Exercise task: Transcribe all the records exactly and omit any images they hold.

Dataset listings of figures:
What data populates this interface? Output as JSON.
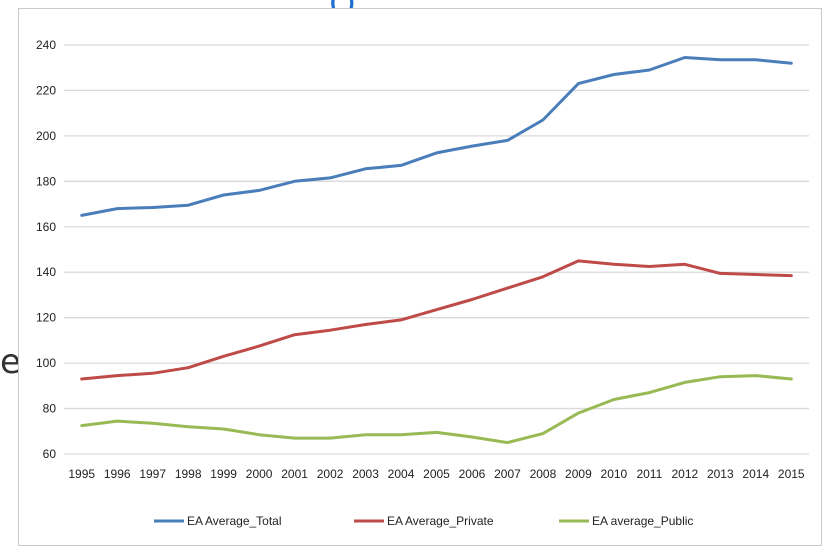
{
  "page": {
    "top_fragment": "(      )",
    "left_fragment": "e"
  },
  "chart_data": {
    "type": "line",
    "title": "",
    "xlabel": "",
    "ylabel": "",
    "ylim": [
      60,
      240
    ],
    "yticks": [
      60,
      80,
      100,
      120,
      140,
      160,
      180,
      200,
      220,
      240
    ],
    "grid": true,
    "legend_position": "bottom",
    "x": [
      "1995",
      "1996",
      "1997",
      "1998",
      "1999",
      "2000",
      "2001",
      "2002",
      "2003",
      "2004",
      "2005",
      "2006",
      "2007",
      "2008",
      "2009",
      "2010",
      "2011",
      "2012",
      "2013",
      "2014",
      "2015"
    ],
    "series": [
      {
        "name": "EA Average_Total",
        "color": "#4a7ebb",
        "values": [
          165,
          168,
          168.5,
          169.5,
          174,
          176,
          180,
          181.5,
          185.5,
          187,
          192.5,
          195.5,
          198,
          207,
          223,
          227,
          229,
          234.5,
          233.5,
          233.5,
          232
        ]
      },
      {
        "name": "EA Average_Private",
        "color": "#be4b48",
        "values": [
          93,
          94.5,
          95.5,
          98,
          103,
          107.5,
          112.5,
          114.5,
          117,
          119,
          123.5,
          128,
          133,
          138,
          145,
          143.5,
          142.5,
          143.5,
          139.5,
          139,
          138.5
        ]
      },
      {
        "name": "EA average_Public",
        "color": "#98b954",
        "values": [
          72.5,
          74.5,
          73.5,
          72,
          71,
          68.5,
          67,
          67,
          68.5,
          68.5,
          69.5,
          67.5,
          65,
          69,
          78,
          84,
          87,
          91.5,
          94,
          94.5,
          93
        ]
      }
    ]
  }
}
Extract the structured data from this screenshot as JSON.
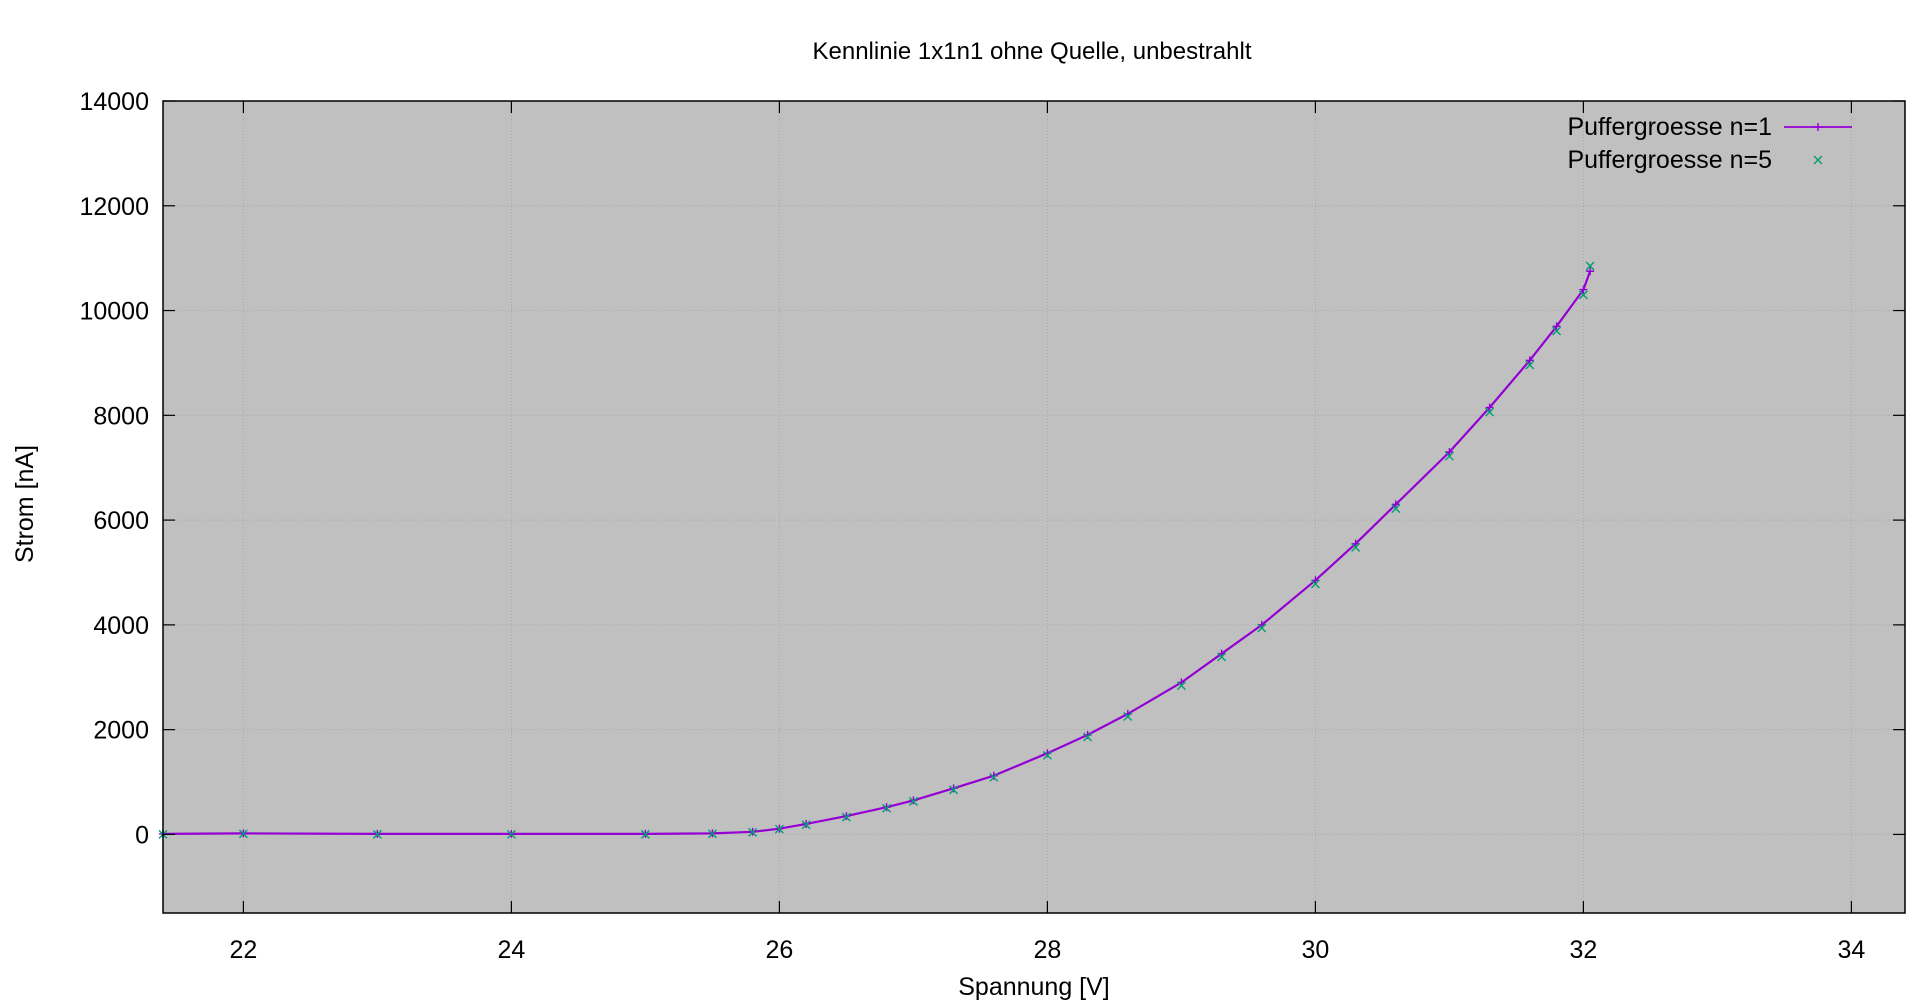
{
  "chart_data": {
    "type": "scatter",
    "title": "Kennlinie 1x1n1 ohne Quelle, unbestrahlt",
    "xlabel": "Spannung [V]",
    "ylabel": "Strom [nA]",
    "xlim": [
      21.4,
      34.4
    ],
    "ylim": [
      -1500,
      14000
    ],
    "xticks": [
      22,
      24,
      26,
      28,
      30,
      32,
      34
    ],
    "yticks": [
      0,
      2000,
      4000,
      6000,
      8000,
      10000,
      12000,
      14000
    ],
    "grid": true,
    "background": "#c0c0c0",
    "legend_position": "top-right",
    "series": [
      {
        "name": "Puffergroesse n=1",
        "marker": "plus-with-line",
        "color": "#9400d3",
        "x": [
          21.4,
          22.0,
          23.0,
          24.0,
          25.0,
          25.5,
          25.8,
          26.0,
          26.2,
          26.5,
          26.8,
          27.0,
          27.3,
          27.6,
          28.0,
          28.3,
          28.6,
          29.0,
          29.3,
          29.6,
          30.0,
          30.3,
          30.6,
          31.0,
          31.3,
          31.6,
          31.8,
          32.0,
          32.05
        ],
        "y": [
          10,
          20,
          10,
          10,
          10,
          20,
          50,
          110,
          200,
          350,
          520,
          650,
          880,
          1120,
          1550,
          1900,
          2300,
          2900,
          3450,
          4000,
          4850,
          5550,
          6300,
          7300,
          8150,
          9050,
          9700,
          10400,
          10750
        ]
      },
      {
        "name": "Puffergroesse n=5",
        "marker": "cross",
        "color": "#009e73",
        "x": [
          21.4,
          22.0,
          23.0,
          24.0,
          25.0,
          25.5,
          25.8,
          26.0,
          26.2,
          26.5,
          26.8,
          27.0,
          27.3,
          27.6,
          28.0,
          28.3,
          28.6,
          29.0,
          29.3,
          29.6,
          30.0,
          30.3,
          30.6,
          31.0,
          31.3,
          31.6,
          31.8,
          32.0,
          32.05
        ],
        "y": [
          0,
          10,
          0,
          0,
          0,
          10,
          40,
          100,
          185,
          330,
          500,
          630,
          850,
          1090,
          1510,
          1860,
          2250,
          2840,
          3390,
          3940,
          4780,
          5480,
          6220,
          7220,
          8060,
          8960,
          9610,
          10300,
          10850
        ]
      }
    ]
  }
}
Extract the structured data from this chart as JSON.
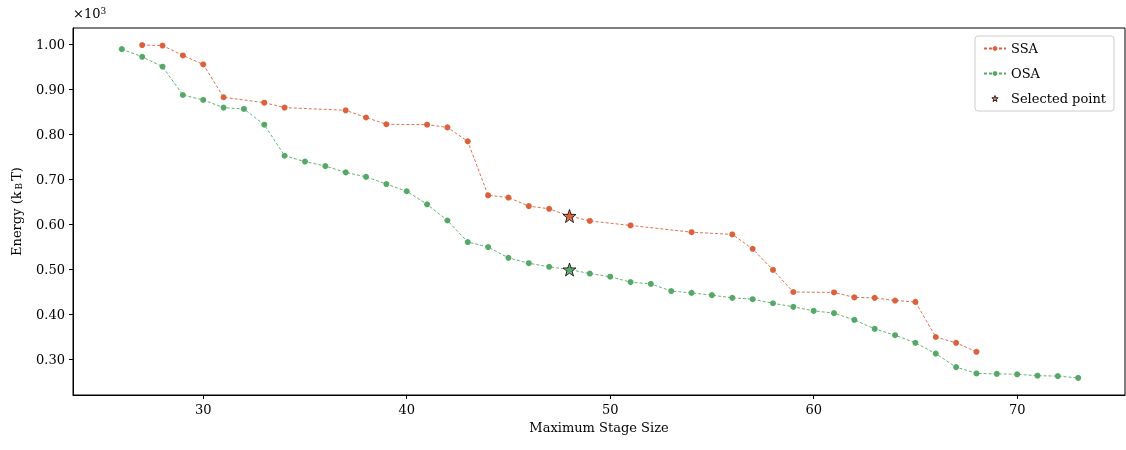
{
  "chart_data": {
    "type": "line",
    "xlabel": "Maximum Stage Size",
    "ylabel": "Energy (k$_{B}$T)",
    "annotations": [
      "×10$^{3}$"
    ],
    "xlim": [
      23.6,
      75.3
    ],
    "xticks": [
      30,
      40,
      50,
      60,
      70
    ],
    "ylim": [
      0.22,
      1.036
    ],
    "yticks": [
      {
        "value": 0.3,
        "label": "0.30"
      },
      {
        "value": 0.4,
        "label": "0.40"
      },
      {
        "value": 0.5,
        "label": "0.50"
      },
      {
        "value": 0.6,
        "label": "0.60"
      },
      {
        "value": 0.7,
        "label": "0.70"
      },
      {
        "value": 0.8,
        "label": "0.80"
      },
      {
        "value": 0.9,
        "label": "0.90"
      },
      {
        "value": 1.0,
        "label": "1.00"
      }
    ],
    "grid": false,
    "legend": "top right",
    "line_style": "dashed",
    "series": [
      {
        "name": "SSA",
        "color": "#dd603c",
        "marker": "circle",
        "x": [
          27,
          28,
          29,
          30,
          31,
          33,
          34,
          37,
          38,
          39,
          41,
          42,
          43,
          44,
          45,
          46,
          47,
          48,
          49,
          51,
          54,
          56,
          57,
          58,
          59,
          61,
          62,
          63,
          64,
          65,
          66,
          67,
          68
        ],
        "values": [
          0.998,
          0.997,
          0.975,
          0.955,
          0.882,
          0.87,
          0.859,
          0.853,
          0.837,
          0.822,
          0.821,
          0.815,
          0.784,
          0.664,
          0.659,
          0.64,
          0.634,
          0.618,
          0.607,
          0.597,
          0.582,
          0.577,
          0.545,
          0.498,
          0.449,
          0.448,
          0.437,
          0.436,
          0.43,
          0.427,
          0.349,
          0.336,
          0.316
        ]
      },
      {
        "name": "OSA",
        "color": "#55a868",
        "marker": "circle",
        "x": [
          26,
          27,
          28,
          29,
          30,
          31,
          32,
          33,
          34,
          35,
          36,
          37,
          38,
          39,
          40,
          41,
          42,
          43,
          44,
          45,
          46,
          47,
          48,
          49,
          50,
          51,
          52,
          53,
          54,
          55,
          56,
          57,
          58,
          59,
          60,
          61,
          62,
          63,
          64,
          65,
          66,
          67,
          68,
          69,
          70,
          71,
          72,
          73
        ],
        "values": [
          0.989,
          0.972,
          0.95,
          0.887,
          0.876,
          0.859,
          0.856,
          0.821,
          0.752,
          0.739,
          0.729,
          0.715,
          0.705,
          0.689,
          0.673,
          0.644,
          0.608,
          0.56,
          0.549,
          0.525,
          0.513,
          0.505,
          0.499,
          0.49,
          0.483,
          0.471,
          0.467,
          0.451,
          0.447,
          0.442,
          0.436,
          0.433,
          0.424,
          0.416,
          0.407,
          0.402,
          0.387,
          0.367,
          0.353,
          0.336,
          0.312,
          0.282,
          0.268,
          0.267,
          0.266,
          0.263,
          0.262,
          0.258
        ]
      },
      {
        "name": "Selected point",
        "type": "scatter",
        "marker": "star",
        "x": [
          48,
          48
        ],
        "values": [
          0.618,
          0.499
        ],
        "colors": [
          "#dd603c",
          "#55a868"
        ]
      }
    ]
  }
}
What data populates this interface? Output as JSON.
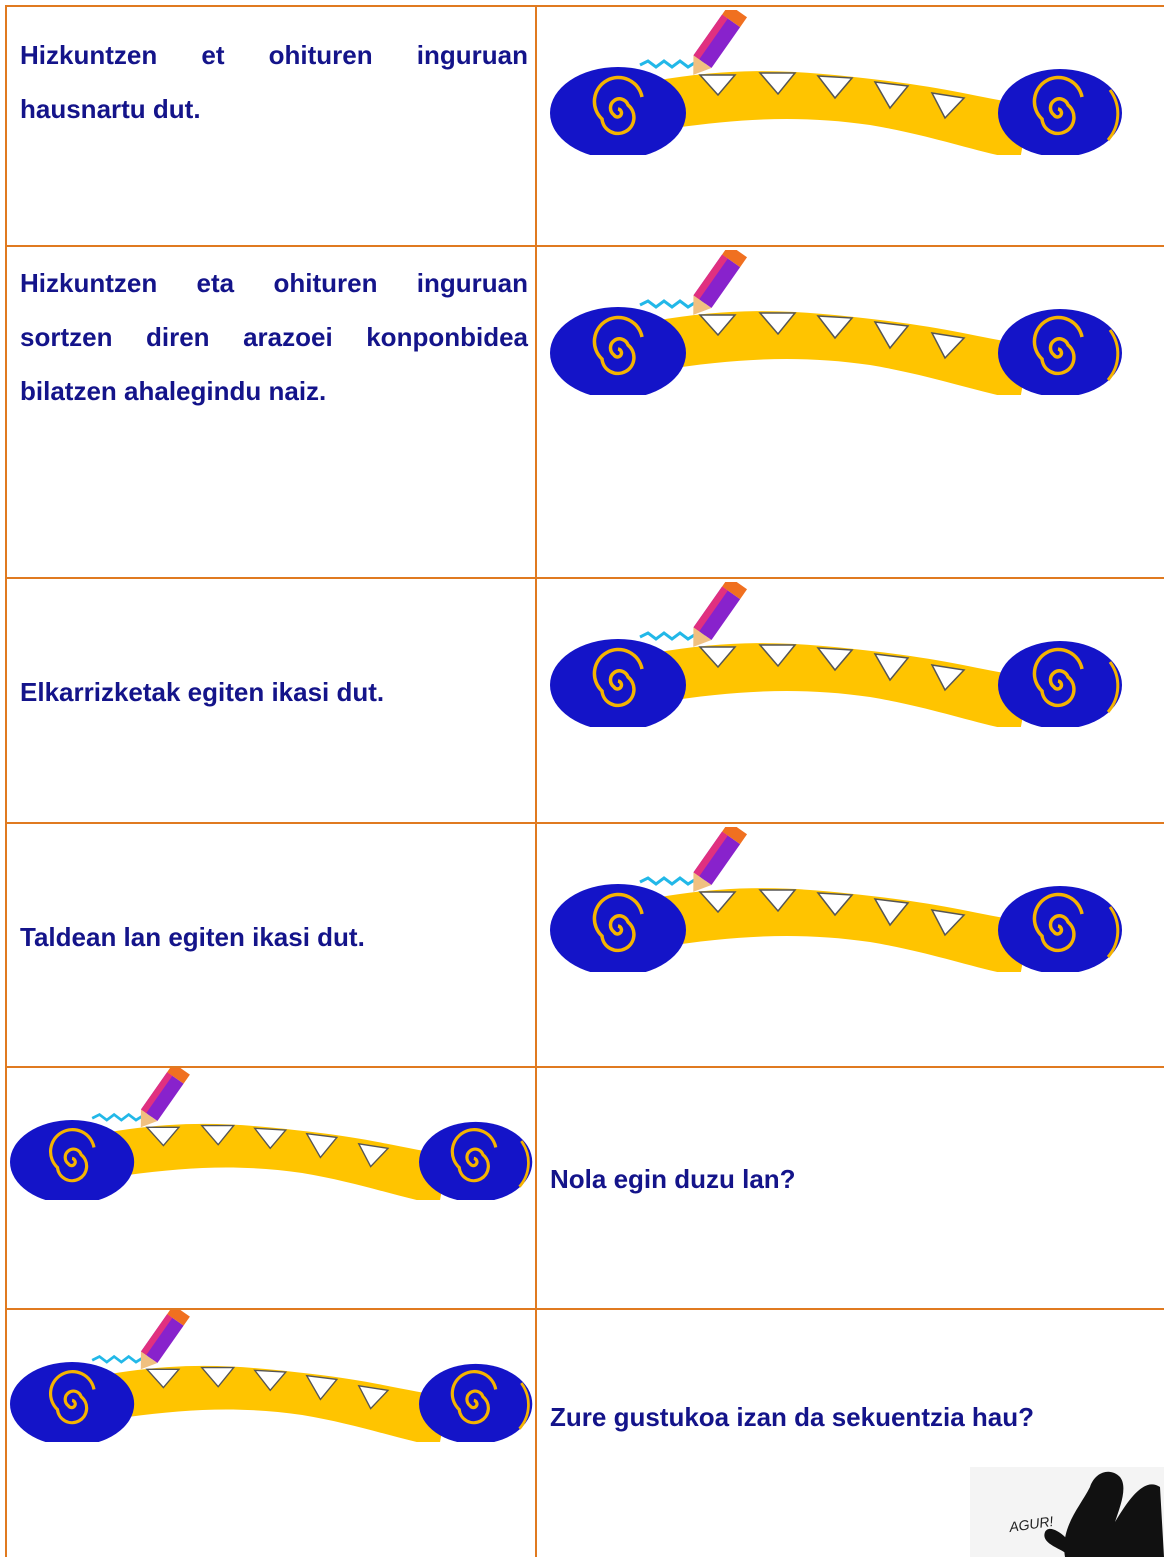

Output of the exercise:
What data populates this interface? Output as JSON.
{
  "page": {
    "top_fragment": "(      )",
    "left_fragment": "e"
  },
  "chart_data": {
    "type": "line",
    "title": "",
    "xlabel": "",
    "ylabel": "",
    "ylim": [
      60,
      240
    ],
    "yticks": [
      60,
      80,
      100,
      120,
      140,
      160,
      180,
      200,
      220,
      240
    ],
    "grid": true,
    "legend_position": "bottom",
    "x": [
      "1995",
      "1996",
      "1997",
      "1998",
      "1999",
      "2000",
      "2001",
      "2002",
      "2003",
      "2004",
      "2005",
      "2006",
      "2007",
      "2008",
      "2009",
      "2010",
      "2011",
      "2012",
      "2013",
      "2014",
      "2015"
    ],
    "series": [
      {
        "name": "EA Average_Total",
        "color": "#4a7ebb",
        "values": [
          165,
          168,
          168.5,
          169.5,
          174,
          176,
          180,
          181.5,
          185.5,
          187,
          192.5,
          195.5,
          198,
          207,
          223,
          227,
          229,
          234.5,
          233.5,
          233.5,
          232
        ]
      },
      {
        "name": "EA Average_Private",
        "color": "#be4b48",
        "values": [
          93,
          94.5,
          95.5,
          98,
          103,
          107.5,
          112.5,
          114.5,
          117,
          119,
          123.5,
          128,
          133,
          138,
          145,
          143.5,
          142.5,
          143.5,
          139.5,
          139,
          138.5
        ]
      },
      {
        "name": "EA average_Public",
        "color": "#98b954",
        "values": [
          72.5,
          74.5,
          73.5,
          72,
          71,
          68.5,
          67,
          67,
          68.5,
          68.5,
          69.5,
          67.5,
          65,
          69,
          78,
          84,
          87,
          91.5,
          94,
          94.5,
          93
        ]
      }
    ]
  }
}
Extract the structured data from this screenshot as JSON.
{
  "chart_data": {
    "type": "scatter",
    "title": "Kennlinie 1x1n1 ohne Quelle, unbestrahlt",
    "xlabel": "Spannung [V]",
    "ylabel": "Strom [nA]",
    "xlim": [
      21.4,
      34.4
    ],
    "ylim": [
      -1500,
      14000
    ],
    "xticks": [
      22,
      24,
      26,
      28,
      30,
      32,
      34
    ],
    "yticks": [
      0,
      2000,
      4000,
      6000,
      8000,
      10000,
      12000,
      14000
    ],
    "grid": true,
    "background": "#c0c0c0",
    "legend_position": "top-right",
    "series": [
      {
        "name": "Puffergroesse n=1",
        "marker": "plus-with-line",
        "color": "#9400d3",
        "x": [
          21.4,
          22.0,
          23.0,
          24.0,
          25.0,
          25.5,
          25.8,
          26.0,
          26.2,
          26.5,
          26.8,
          27.0,
          27.3,
          27.6,
          28.0,
          28.3,
          28.6,
          29.0,
          29.3,
          29.6,
          30.0,
          30.3,
          30.6,
          31.0,
          31.3,
          31.6,
          31.8,
          32.0,
          32.05
        ],
        "y": [
          10,
          20,
          10,
          10,
          10,
          20,
          50,
          110,
          200,
          350,
          520,
          650,
          880,
          1120,
          1550,
          1900,
          2300,
          2900,
          3450,
          4000,
          4850,
          5550,
          6300,
          7300,
          8150,
          9050,
          9700,
          10400,
          10750
        ]
      },
      {
        "name": "Puffergroesse n=5",
        "marker": "cross",
        "color": "#009e73",
        "x": [
          21.4,
          22.0,
          23.0,
          24.0,
          25.0,
          25.5,
          25.8,
          26.0,
          26.2,
          26.5,
          26.8,
          27.0,
          27.3,
          27.6,
          28.0,
          28.3,
          28.6,
          29.0,
          29.3,
          29.6,
          30.0,
          30.3,
          30.6,
          31.0,
          31.3,
          31.6,
          31.8,
          32.0,
          32.05
        ],
        "y": [
          0,
          10,
          0,
          0,
          0,
          10,
          40,
          100,
          185,
          330,
          500,
          630,
          850,
          1090,
          1510,
          1860,
          2250,
          2840,
          3390,
          3940,
          4780,
          5480,
          6220,
          7220,
          8060,
          8960,
          9610,
          10300,
          10850
        ]
      }
    ]
  }
}
Extract the structured data from this chart as JSON.
{
  "chart_data": {
    "type": "line",
    "xlabel": "Maximum Stage Size",
    "ylabel": "Energy (k$_{B}$T)",
    "annotations": [
      "×10$^{3}$"
    ],
    "xlim": [
      23.6,
      75.3
    ],
    "xticks": [
      30,
      40,
      50,
      60,
      70
    ],
    "ylim": [
      0.22,
      1.036
    ],
    "yticks": [
      {
        "value": 0.3,
        "label": "0.30"
      },
      {
        "value": 0.4,
        "label": "0.40"
      },
      {
        "value": 0.5,
        "label": "0.50"
      },
      {
        "value": 0.6,
        "label": "0.60"
      },
      {
        "value": 0.7,
        "label": "0.70"
      },
      {
        "value": 0.8,
        "label": "0.80"
      },
      {
        "value": 0.9,
        "label": "0.90"
      },
      {
        "value": 1.0,
        "label": "1.00"
      }
    ],
    "grid": false,
    "legend": "top right",
    "line_style": "dashed",
    "series": [
      {
        "name": "SSA",
        "color": "#dd603c",
        "marker": "circle",
        "x": [
          27,
          28,
          29,
          30,
          31,
          33,
          34,
          37,
          38,
          39,
          41,
          42,
          43,
          44,
          45,
          46,
          47,
          48,
          49,
          51,
          54,
          56,
          57,
          58,
          59,
          61,
          62,
          63,
          64,
          65,
          66,
          67,
          68
        ],
        "values": [
          0.998,
          0.997,
          0.975,
          0.955,
          0.882,
          0.87,
          0.859,
          0.853,
          0.837,
          0.822,
          0.821,
          0.815,
          0.784,
          0.664,
          0.659,
          0.64,
          0.634,
          0.618,
          0.607,
          0.597,
          0.582,
          0.577,
          0.545,
          0.498,
          0.449,
          0.448,
          0.437,
          0.436,
          0.43,
          0.427,
          0.349,
          0.336,
          0.316
        ]
      },
      {
        "name": "OSA",
        "color": "#55a868",
        "marker": "circle",
        "x": [
          26,
          27,
          28,
          29,
          30,
          31,
          32,
          33,
          34,
          35,
          36,
          37,
          38,
          39,
          40,
          41,
          42,
          43,
          44,
          45,
          46,
          47,
          48,
          49,
          50,
          51,
          52,
          53,
          54,
          55,
          56,
          57,
          58,
          59,
          60,
          61,
          62,
          63,
          64,
          65,
          66,
          67,
          68,
          69,
          70,
          71,
          72,
          73
        ],
        "values": [
          0.989,
          0.972,
          0.95,
          0.887,
          0.876,
          0.859,
          0.856,
          0.821,
          0.752,
          0.739,
          0.729,
          0.715,
          0.705,
          0.689,
          0.673,
          0.644,
          0.608,
          0.56,
          0.549,
          0.525,
          0.513,
          0.505,
          0.499,
          0.49,
          0.483,
          0.471,
          0.467,
          0.451,
          0.447,
          0.442,
          0.436,
          0.433,
          0.424,
          0.416,
          0.407,
          0.402,
          0.387,
          0.367,
          0.353,
          0.336,
          0.312,
          0.282,
          0.268,
          0.267,
          0.266,
          0.263,
          0.262,
          0.258
        ]
      },
      {
        "name": "Selected point",
        "type": "scatter",
        "marker": "star",
        "x": [
          48,
          48
        ],
        "values": [
          0.618,
          0.499
        ],
        "colors": [
          "#dd603c",
          "#55a868"
        ]
      }
    ]
  }
}
What data populates this interface? Output as JSON.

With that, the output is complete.